=== Records provided ===

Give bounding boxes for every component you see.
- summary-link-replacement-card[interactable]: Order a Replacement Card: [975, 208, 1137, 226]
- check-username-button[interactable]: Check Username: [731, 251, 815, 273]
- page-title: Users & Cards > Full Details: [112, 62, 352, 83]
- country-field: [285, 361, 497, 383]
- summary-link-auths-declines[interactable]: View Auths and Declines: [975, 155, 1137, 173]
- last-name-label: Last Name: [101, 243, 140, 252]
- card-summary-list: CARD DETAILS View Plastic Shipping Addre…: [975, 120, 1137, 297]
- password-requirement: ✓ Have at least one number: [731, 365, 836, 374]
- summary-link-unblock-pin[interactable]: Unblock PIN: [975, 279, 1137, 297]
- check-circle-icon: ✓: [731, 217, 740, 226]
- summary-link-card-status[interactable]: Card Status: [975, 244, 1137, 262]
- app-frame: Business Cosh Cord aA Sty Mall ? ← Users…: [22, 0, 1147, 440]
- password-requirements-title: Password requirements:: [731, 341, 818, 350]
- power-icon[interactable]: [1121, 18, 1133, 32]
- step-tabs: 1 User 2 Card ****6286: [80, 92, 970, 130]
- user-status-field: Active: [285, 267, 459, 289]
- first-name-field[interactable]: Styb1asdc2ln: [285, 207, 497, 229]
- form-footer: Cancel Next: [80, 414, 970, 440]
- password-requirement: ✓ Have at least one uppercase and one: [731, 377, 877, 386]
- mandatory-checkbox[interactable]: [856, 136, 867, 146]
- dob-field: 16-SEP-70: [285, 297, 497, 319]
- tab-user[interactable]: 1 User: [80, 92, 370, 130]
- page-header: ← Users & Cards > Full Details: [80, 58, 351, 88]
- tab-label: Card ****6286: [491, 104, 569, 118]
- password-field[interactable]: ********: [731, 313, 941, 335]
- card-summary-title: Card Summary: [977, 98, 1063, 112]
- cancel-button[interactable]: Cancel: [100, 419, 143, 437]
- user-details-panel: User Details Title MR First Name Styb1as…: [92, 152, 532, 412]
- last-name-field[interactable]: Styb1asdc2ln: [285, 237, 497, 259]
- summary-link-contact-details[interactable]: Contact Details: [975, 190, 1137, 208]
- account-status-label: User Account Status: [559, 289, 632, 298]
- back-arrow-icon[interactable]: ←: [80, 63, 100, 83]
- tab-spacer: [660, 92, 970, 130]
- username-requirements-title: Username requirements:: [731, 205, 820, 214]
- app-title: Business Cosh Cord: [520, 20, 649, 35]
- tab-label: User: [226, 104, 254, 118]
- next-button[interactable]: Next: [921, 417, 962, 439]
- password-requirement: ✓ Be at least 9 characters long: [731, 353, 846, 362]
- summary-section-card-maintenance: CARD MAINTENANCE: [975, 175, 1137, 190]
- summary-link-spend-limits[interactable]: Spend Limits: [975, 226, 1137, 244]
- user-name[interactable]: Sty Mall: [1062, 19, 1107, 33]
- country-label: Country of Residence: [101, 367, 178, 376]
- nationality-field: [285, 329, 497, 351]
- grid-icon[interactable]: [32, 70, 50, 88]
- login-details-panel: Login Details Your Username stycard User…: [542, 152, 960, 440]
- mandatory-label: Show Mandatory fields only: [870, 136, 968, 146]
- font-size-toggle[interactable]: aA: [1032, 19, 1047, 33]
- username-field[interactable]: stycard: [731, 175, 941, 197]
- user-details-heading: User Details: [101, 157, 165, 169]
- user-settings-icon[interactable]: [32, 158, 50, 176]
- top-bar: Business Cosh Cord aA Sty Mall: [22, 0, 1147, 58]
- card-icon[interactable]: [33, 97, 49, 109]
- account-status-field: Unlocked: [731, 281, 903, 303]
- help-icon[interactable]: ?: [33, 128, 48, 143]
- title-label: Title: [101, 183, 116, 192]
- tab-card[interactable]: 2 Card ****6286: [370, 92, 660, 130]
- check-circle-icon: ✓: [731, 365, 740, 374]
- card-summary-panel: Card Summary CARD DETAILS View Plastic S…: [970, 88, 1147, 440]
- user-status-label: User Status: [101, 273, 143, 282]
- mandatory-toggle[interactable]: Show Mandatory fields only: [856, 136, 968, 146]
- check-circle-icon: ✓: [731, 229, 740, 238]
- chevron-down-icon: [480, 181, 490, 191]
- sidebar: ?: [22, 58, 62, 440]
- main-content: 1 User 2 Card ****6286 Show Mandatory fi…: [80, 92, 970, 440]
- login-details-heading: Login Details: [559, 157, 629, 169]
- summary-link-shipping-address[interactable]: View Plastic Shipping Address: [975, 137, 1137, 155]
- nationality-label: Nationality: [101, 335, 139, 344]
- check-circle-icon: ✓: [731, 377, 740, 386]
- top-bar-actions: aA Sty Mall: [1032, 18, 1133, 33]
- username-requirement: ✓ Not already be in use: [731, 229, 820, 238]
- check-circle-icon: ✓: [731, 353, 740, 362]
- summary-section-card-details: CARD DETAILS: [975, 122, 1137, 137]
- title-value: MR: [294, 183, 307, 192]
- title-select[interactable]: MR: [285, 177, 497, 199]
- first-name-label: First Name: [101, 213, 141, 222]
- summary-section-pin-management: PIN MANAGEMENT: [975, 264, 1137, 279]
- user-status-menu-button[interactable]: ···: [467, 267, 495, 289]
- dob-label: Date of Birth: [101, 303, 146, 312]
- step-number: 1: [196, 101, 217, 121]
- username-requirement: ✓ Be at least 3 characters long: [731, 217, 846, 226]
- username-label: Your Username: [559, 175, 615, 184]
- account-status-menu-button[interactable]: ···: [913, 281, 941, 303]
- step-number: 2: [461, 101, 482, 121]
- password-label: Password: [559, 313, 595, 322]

===

Job:
Convert these records into a Markdown table with the columns n and Line, putting a row number under n and each line under Line, and leave out any blank lines.

Task output:
| n | Line |
|---|---|
| 1 | Give bounding boxes for every component you see. |
| 2 | - summary-link-replacement-card[interactable]: Order a Replacement Card: [975, 208, 1137, 226] |
| 3 | - check-username-button[interactable]: Check Username: [731, 251, 815, 273] |
| 4 | - page-title: Users & Cards > Full Details: [112, 62, 352, 83] |
| 5 | - country-field: [285, 361, 497, 383] |
| 6 | - summary-link-auths-declines[interactable]: View Auths and Declines: [975, 155, 1137, 173] |
| 7 | - last-name-label: Last Name: [101, 243, 140, 252] |
| 8 | - card-summary-list: CARD DETAILS View Plastic Shipping Addre…: [975, 120, 1137, 297] |
| 9 | - password-requirement: ✓ Have at least one number: [731, 365, 836, 374] |
| 10 | - summary-link-unblock-pin[interactable]: Unblock PIN: [975, 279, 1137, 297] |
| 11 | - check-circle-icon: ✓: [731, 217, 740, 226] |
| 12 | - summary-link-card-status[interactable]: Card Status: [975, 244, 1137, 262] |
| 13 | - app-frame: Business Cosh Cord aA Sty Mall ? ← Users…: [22, 0, 1147, 440] |
| 14 | - password-requirements-title: Password requirements:: [731, 341, 818, 350] |
| 15 | - power-icon[interactable]: [1121, 18, 1133, 32] |
| 16 | - step-tabs: 1 User 2 Card ****6286: [80, 92, 970, 130] |
| 17 | - user-status-field: Active: [285, 267, 459, 289] |
| 18 | - first-name-field[interactable]: Styb1asdc2ln: [285, 207, 497, 229] |
| 19 | - form-footer: Cancel Next: [80, 414, 970, 440] |
| 20 | - password-requirement: ✓ Have at least one uppercase and one: [731, 377, 877, 386] |
| 21 | - mandatory-checkbox[interactable]: [856, 136, 867, 146] |
| 22 | - dob-field: 16-SEP-70: [285, 297, 497, 319] |
| 23 | - tab-user[interactable]: 1 User: [80, 92, 370, 130] |
| 24 | - page-header: ← Users & Cards > Full Details: [80, 58, 351, 88] |
| 25 | - tab-label: Card ****6286: [491, 104, 569, 118] |
| 26 | - password-field[interactable]: ********: [731, 313, 941, 335] |
| 27 | - card-summary-title: Card Summary: [977, 98, 1063, 112] |
| 28 | - cancel-button[interactable]: Cancel: [100, 419, 143, 437] |
| 29 | - user-details-panel: User Details Title MR First Name Styb1as…: [92, 152, 532, 412] |
| 30 | - last-name-field[interactable]: Styb1asdc2ln: [285, 237, 497, 259] |
| 31 | - summary-link-contact-details[interactable]: Contact Details: [975, 190, 1137, 208] |
| 32 | - account-status-label: User Account Status: [559, 289, 632, 298] |
| 33 | - back-arrow-icon[interactable]: ←: [80, 63, 100, 83] |
| 34 | - tab-spacer: [660, 92, 970, 130] |
| 35 | - username-requirements-title: Username requirements:: [731, 205, 820, 214] |
| 36 | - app-title: Business Cosh Cord: [520, 20, 649, 35] |
| 37 | - tab-label: User: [226, 104, 254, 118] |
| 38 | - next-button[interactable]: Next: [921, 417, 962, 439] |
| 39 | - password-requirement: ✓ Be at least 9 characters long: [731, 353, 846, 362] |
| 40 | - summary-section-card-maintenance: CARD MAINTENANCE: [975, 175, 1137, 190] |
| 41 | - summary-link-spend-limits[interactable]: Spend Limits: [975, 226, 1137, 244] |
| 42 | - user-name[interactable]: Sty Mall: [1062, 19, 1107, 33] |
| 43 | - country-label: Country of Residence: [101, 367, 178, 376] |
| 44 | - nationality-field: [285, 329, 497, 351] |
| 45 | - grid-icon[interactable]: [32, 70, 50, 88] |
| 46 | - login-details-panel: Login Details Your Username stycard User…: [542, 152, 960, 440] |
| 47 | - mandatory-label: Show Mandatory fields only: [870, 136, 968, 146] |
| 48 | - font-size-toggle[interactable]: aA: [1032, 19, 1047, 33] |
| 49 | - username-field[interactable]: stycard: [731, 175, 941, 197] |
| 50 | - user-details-heading: User Details: [101, 157, 165, 169] |
| 51 | - user-settings-icon[interactable]: [32, 158, 50, 176] |
| 52 | - top-bar: Business Cosh Cord aA Sty Mall: [22, 0, 1147, 58] |
| 53 | - card-icon[interactable]: [33, 97, 49, 109] |
| 54 | - account-status-field: Unlocked: [731, 281, 903, 303] |
| 55 | - help-icon[interactable]: ?: [33, 128, 48, 143] |
| 56 | - title-label: Title: [101, 183, 116, 192] |
| 57 | - tab-card[interactable]: 2 Card ****6286: [370, 92, 660, 130] |
| 58 | - check-circle-icon: ✓: [731, 365, 740, 374] |
| 59 | - card-summary-panel: Card Summary CARD DETAILS View Plastic S…: [970, 88, 1147, 440] |
| 60 | - user-status-label: User Status: [101, 273, 143, 282] |
| 61 | - mandatory-toggle[interactable]: Show Mandatory fields only: [856, 136, 968, 146] |
| 62 | - check-circle-icon: ✓: [731, 229, 740, 238] |
| 63 | - chevron-down-icon: [480, 181, 490, 191] |
| 64 | - sidebar: ?: [22, 58, 62, 440] |
| 65 | - main-content: 1 User 2 Card ****6286 Show Mandatory fi…: [80, 92, 970, 440] |
| 66 | - login-details-heading: Login Details: [559, 157, 629, 169] |
| 67 | - summary-link-shipping-address[interactable]: View Plastic Shipping Address: [975, 137, 1137, 155] |
| 68 | - nationality-label: Nationality: [101, 335, 139, 344] |
| 69 | - check-circle-icon: ✓: [731, 377, 740, 386] |
| 70 | - top-bar-actions: aA Sty Mall: [1032, 18, 1133, 33] |
| 71 | - username-requirement: ✓ Not already be in use: [731, 229, 820, 238] |
| 72 | - check-circle-icon: ✓: [731, 353, 740, 362] |
| 73 | - summary-section-card-details: CARD DETAILS: [975, 122, 1137, 137] |
| 74 | - title-value: MR: [294, 183, 307, 192] |
| 75 | - title-select[interactable]: MR: [285, 177, 497, 199] |
| 76 | - first-name-label: First Name: [101, 213, 141, 222] |
| 77 | - summary-section-pin-management: PIN MANAGEMENT: [975, 264, 1137, 279] |
| 78 | - user-status-menu-button[interactable]: ···: [467, 267, 495, 289] |
| 79 | - dob-label: Date of Birth: [101, 303, 146, 312] |
| 80 | - step-number: 1: [196, 101, 217, 121] |
| 81 | - username-requirement: ✓ Be at least 3 characters long: [731, 217, 846, 226] |
| 82 | - username-label: Your Username: [559, 175, 615, 184] |
| 83 | - account-status-menu-button[interactable]: ···: [913, 281, 941, 303] |
| 84 | - step-number: 2: [461, 101, 482, 121] |
| 85 | - password-label: Password: [559, 313, 595, 322] |